» **BLOK TEKS**:
---

Masih dengan tangan hampa, ia bergegas ke Kantor Wilayah Bumiputera di Jalan HOS. Cokroaminoto karena ditolak di kantor cabang Jalan Wolter Monginsidi, dan akhirnya kembali gagal.
Ketika menanyakan kenapa klaim yang jatuh tempo itu belum juga bisa dicairkan, Idaman selalu mendapat permintaan untuk bersabar. Sejumlah petugas yang ditemui memintanya bersabar dengan alasan biaya asuransi pasti dibayar. "Sabar Bu..., sabar, Bu. Itu aja jawabnya," ujar perempuan asal Bekasi ini. "Itu alasan mereka di pusat."
Idaman menjelaskan, selama 15 tahun menjadi nasabah Bumiputera, ia tak pernah telat membayarkan premi asuransi. Dari catatannya, total uang yang harus dibayarkan Bumiputera sekitar Rp 200 juta. Ia juga masih punya klaim asuransi Bumiputera lainnya dan belum ditagih sebesar Rp 500 juta.
"Itu untuk masa depan anak-anak saya kuliah dan hari tua saya," tutur Idaman. "Kita kayak dipingpong gitu."
Terlebih saat pandemi Covid-19 melanda, kondisi keuangan ibu dengan tiga anak ini semakin terpuruk. Pemasukan dari usaha dagangnya terputus.
Oleh karena itu ia sangat berharap kedatangannya ke Komisi XI DPR dalam rapat dengar pendapat bersama Otoritas Jasa Keuangan (OJK) bisa mendapat penjelasan pelunasan klaim asuransi Bumiputera itu. "Karena kami butuh duit. Kami mengharapkan uang dari sini, Bumiputera," ucapnya.
Hal senada disampaikan Risa Pribadi. Nasabah Bumiputera ini menuturkan pemutusan kontrak dengan Bumiputera berlangsung sejak 2018. Ia terpaksa memutus kontrak itu dengan alasan tak mampu membayar biaya premi Rp 14 juta per tahun.
Pemutusan kontrak berlangsung setelah suaminya berhenti sebagai Tenaga Kerja Indonesia atau TKI di Qatar. "Kita enggak mampu bayar 14 juta setahun. Karena enggak mampu bayar, saya minta berhenti karena nanti ditagih-tagih atau gimana gitu," tutur Risa.

---

» **CATATAN TERSEDIA**:

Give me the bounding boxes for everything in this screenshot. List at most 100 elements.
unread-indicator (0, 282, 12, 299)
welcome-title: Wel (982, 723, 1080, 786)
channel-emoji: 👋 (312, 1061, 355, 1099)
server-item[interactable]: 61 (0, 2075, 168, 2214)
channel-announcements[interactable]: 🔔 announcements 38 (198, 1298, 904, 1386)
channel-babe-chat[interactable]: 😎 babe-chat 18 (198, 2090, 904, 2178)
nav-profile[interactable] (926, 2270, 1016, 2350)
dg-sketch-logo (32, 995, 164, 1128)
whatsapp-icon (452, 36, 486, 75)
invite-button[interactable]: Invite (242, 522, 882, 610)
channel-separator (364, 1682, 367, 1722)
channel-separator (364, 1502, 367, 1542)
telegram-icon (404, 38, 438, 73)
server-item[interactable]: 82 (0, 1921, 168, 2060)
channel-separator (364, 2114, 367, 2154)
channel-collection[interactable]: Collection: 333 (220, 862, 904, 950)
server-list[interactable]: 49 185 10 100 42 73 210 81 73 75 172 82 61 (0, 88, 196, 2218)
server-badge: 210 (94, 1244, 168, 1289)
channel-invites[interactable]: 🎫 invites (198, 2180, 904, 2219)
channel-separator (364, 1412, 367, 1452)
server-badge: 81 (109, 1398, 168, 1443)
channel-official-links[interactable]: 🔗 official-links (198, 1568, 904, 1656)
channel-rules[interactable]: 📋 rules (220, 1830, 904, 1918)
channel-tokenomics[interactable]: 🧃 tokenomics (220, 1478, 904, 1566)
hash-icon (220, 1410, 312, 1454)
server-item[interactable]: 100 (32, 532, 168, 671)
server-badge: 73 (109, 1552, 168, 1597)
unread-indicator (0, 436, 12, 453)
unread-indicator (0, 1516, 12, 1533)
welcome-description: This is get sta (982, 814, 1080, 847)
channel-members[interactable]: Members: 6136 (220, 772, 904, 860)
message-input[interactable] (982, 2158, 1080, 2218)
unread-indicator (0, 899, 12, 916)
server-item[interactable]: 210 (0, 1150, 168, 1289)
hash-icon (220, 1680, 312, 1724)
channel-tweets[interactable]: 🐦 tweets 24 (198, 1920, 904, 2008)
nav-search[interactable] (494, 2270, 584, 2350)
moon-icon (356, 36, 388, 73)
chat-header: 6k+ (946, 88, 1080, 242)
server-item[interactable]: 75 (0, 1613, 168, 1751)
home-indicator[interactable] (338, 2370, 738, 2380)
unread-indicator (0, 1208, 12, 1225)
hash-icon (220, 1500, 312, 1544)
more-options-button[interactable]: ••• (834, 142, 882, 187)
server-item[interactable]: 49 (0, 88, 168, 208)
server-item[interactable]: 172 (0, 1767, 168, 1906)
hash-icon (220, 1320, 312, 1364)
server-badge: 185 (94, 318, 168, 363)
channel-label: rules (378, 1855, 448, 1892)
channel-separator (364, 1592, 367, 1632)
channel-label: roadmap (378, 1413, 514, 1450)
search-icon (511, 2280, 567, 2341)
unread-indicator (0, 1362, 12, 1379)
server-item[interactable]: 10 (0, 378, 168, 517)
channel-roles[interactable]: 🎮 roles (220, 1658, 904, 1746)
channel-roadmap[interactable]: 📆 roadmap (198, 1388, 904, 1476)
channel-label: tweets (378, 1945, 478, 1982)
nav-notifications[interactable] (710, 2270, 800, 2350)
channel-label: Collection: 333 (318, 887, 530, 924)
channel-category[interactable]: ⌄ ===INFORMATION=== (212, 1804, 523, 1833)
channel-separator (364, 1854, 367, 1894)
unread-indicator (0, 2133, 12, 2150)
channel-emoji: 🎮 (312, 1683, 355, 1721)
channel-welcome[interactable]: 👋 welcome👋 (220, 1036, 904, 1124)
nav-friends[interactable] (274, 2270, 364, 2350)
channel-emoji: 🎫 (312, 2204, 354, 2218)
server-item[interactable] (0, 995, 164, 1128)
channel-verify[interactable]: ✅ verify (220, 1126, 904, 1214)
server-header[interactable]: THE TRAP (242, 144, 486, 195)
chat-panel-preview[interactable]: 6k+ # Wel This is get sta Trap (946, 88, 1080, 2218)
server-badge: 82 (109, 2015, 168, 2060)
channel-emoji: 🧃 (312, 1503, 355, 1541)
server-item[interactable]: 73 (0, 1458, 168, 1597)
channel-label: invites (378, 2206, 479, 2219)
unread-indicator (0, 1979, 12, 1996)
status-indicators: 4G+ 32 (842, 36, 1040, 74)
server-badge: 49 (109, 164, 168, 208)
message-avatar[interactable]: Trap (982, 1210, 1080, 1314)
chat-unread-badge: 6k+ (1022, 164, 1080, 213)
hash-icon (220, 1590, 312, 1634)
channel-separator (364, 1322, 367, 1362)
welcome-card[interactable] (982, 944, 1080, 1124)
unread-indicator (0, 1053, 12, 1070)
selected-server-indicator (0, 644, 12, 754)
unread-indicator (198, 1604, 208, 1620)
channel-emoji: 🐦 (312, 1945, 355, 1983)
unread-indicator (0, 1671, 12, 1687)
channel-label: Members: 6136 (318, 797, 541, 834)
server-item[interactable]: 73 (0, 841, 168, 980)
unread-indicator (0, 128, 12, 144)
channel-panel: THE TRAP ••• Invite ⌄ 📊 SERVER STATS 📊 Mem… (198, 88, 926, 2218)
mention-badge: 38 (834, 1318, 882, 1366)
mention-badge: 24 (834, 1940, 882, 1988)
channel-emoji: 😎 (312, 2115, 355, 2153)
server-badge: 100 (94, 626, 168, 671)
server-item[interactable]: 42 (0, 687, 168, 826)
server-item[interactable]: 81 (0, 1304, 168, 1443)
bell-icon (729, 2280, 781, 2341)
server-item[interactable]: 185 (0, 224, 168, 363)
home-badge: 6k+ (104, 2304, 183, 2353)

---

» **PERINTAH TUGAS**: Lanjutkan teks tentang nasabah asuransi Bumiputera yang kesulitan mencairkan klaim, mulai setelah kalimat terakhirnya.

» **HASIL TUGAS**:
Risa memaparkan, dalam aturan yang diketahuinya, uang nasabah harus dibayar setelah satu bulan masa kontrak selesai. Namun sesudah pemutusan kontrak bersama lembaga asuransi itu, hingga saat ini klaim Rp 70 juta belum terbayar. Perburuan dari kantor cabang sampai kantor pusat Bumiputera untuk menarik uang tersebut pun tak membuahkan hasil.
Cerita dipingpong juga dialami Risa. Mulai dari Cabang Garut, Jawa Barat, pada 2019 ia diminta ke Bumiputera di Jalan Jenderal Sudirman, Jakarta. Di sini, ia dijanjikan klaim akan dibayar pada Desember 2019.
"Desember 2019, saya datang ke situ, ternyata zonk, enggak ada," ujar risa. Ia disuruh berurusan di Kantor Wilayah Bumiputera Bandung. "Di Bandung saya mendapat antrian nomor 4.000."
Risa menceritakan, sejak awal menjadi nasabah Bumiputera pada 2009 hingga sembilan tahun kemudian, tak sekalipun menunda pembayaran atau terlambat bayar premi. Oleh karena itu ia menuntut perlakuan adil dari perusahaan asuransi tersebut. "Tapi dari 2019 sampai sekarang belum cair."
Janji mendapat uang asuransi di Bumiputera pun dialami Muhammad Tamim, 59 tahun. Kontraknya berakhir pada Oktober 2018 lalu. Dari Oktober, ia dijanji akan dibayar pada tiga bulan setelah kontrak berkahir.
Pada Maret tamim menemui pihak Bumiputera di kantor pusat. Ternyata dari situ pemberian itu ditunda, dan dijanjikan akan dilunasi pada November 2019. Cerita mirip seperti Idaman dan Risa pun dilakoninya.
"Di (Bumiputera) Jalan HOS. Cokroaminoto saya dijanjikan tiga bulan, dari November sampai Maret 2020, sampai sekarang enggak dapat," ujar Tamim. Ia menghitung total yang harus dikembalikan jasa asuransi Bumiputera di atas Rp 22 juta.
Tamim menyebutkan kontrak asuransi yang berlangsung sejak 2001 dan berakhir pada 2018 lalu dengan biaya Rp 320 ribu per tiga bulan. Namun, hingga dua tahun pelunasan itu dilakukan, klaim belum juga bisa cair.
"Kalau kita telepon kantor cabang Bumiputera, mereka bilang ini keputusan dari kantor pusat. Tapi ketika kita telepon ke pusat, hanya diberi janji manis," tutur Tamim. "Akhirnya sampai sekarang begini, enggak ada kepastian."
Sejumlah nasabah Bumiputera yang ditemui Tempo berharap DPR bisa mendesak OJK sebagai lembaga pengawas untuk menyelesaikan masalah nasabah Bumiputera. Saya berharap, DPR bisa mendesak Bumiputera membayar semua uang nasabah. Di grup nasabah di Jakarta saja ada ratusan orang," kata Muhammad.